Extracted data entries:
-- Begin --
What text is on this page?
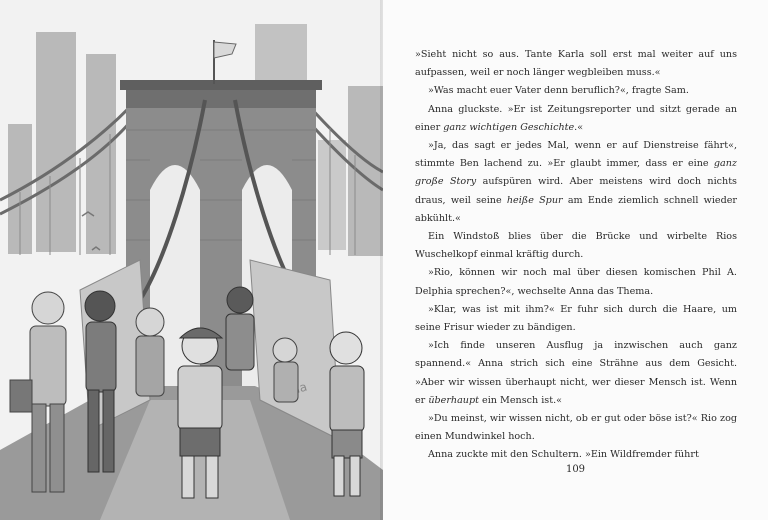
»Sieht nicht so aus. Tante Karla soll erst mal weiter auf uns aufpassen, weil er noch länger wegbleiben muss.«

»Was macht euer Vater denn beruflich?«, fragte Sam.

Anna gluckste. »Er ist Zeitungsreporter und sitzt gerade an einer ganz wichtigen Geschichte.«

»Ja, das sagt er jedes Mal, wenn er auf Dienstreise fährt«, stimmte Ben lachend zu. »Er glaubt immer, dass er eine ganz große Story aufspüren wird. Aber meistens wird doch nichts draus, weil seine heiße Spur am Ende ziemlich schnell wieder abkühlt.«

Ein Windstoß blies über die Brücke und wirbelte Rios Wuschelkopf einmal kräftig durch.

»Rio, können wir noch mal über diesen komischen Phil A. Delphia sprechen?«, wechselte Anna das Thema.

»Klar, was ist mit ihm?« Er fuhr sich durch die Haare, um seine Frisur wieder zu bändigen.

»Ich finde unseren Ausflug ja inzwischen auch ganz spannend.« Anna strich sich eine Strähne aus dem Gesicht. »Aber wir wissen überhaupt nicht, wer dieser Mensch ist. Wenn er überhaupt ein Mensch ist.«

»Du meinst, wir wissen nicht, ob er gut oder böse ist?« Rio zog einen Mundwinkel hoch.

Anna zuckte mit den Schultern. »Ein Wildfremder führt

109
-- End --
PROBLEM TO WORK ON: Omit every image. Quote each record exactly.

RESULT OF THE TASK:
What text is on this page?
»Sieht nicht so aus. Tante Karla soll erst mal weiter auf uns aufpassen, weil er noch länger wegbleiben muss.«

»Was macht euer Vater denn beruflich?«, fragte Sam.

Anna gluckste. »Er ist Zeitungsreporter und sitzt gerade an einer ganz wichtigen Geschichte.«

»Ja, das sagt er jedes Mal, wenn er auf Dienstreise fährt«, stimmte Ben lachend zu. »Er glaubt immer, dass er eine ganz große Story aufspüren wird. Aber meistens wird doch nichts draus, weil seine heiße Spur am Ende ziemlich schnell wieder abkühlt.«

Ein Windstoß blies über die Brücke und wirbelte Rios Wuschelkopf einmal kräftig durch.

»Rio, können wir noch mal über diesen komischen Phil A. Delphia sprechen?«, wechselte Anna das Thema.

»Klar, was ist mit ihm?« Er fuhr sich durch die Haare, um seine Frisur wieder zu bändigen.

»Ich finde unseren Ausflug ja inzwischen auch ganz spannend.« Anna strich sich eine Strähne aus dem Gesicht. »Aber wir wissen überhaupt nicht, wer dieser Mensch ist. Wenn er überhaupt ein Mensch ist.«

»Du meinst, wir wissen nicht, ob er gut oder böse ist?« Rio zog einen Mundwinkel hoch.

Anna zuckte mit den Schultern. »Ein Wildfremder führt

109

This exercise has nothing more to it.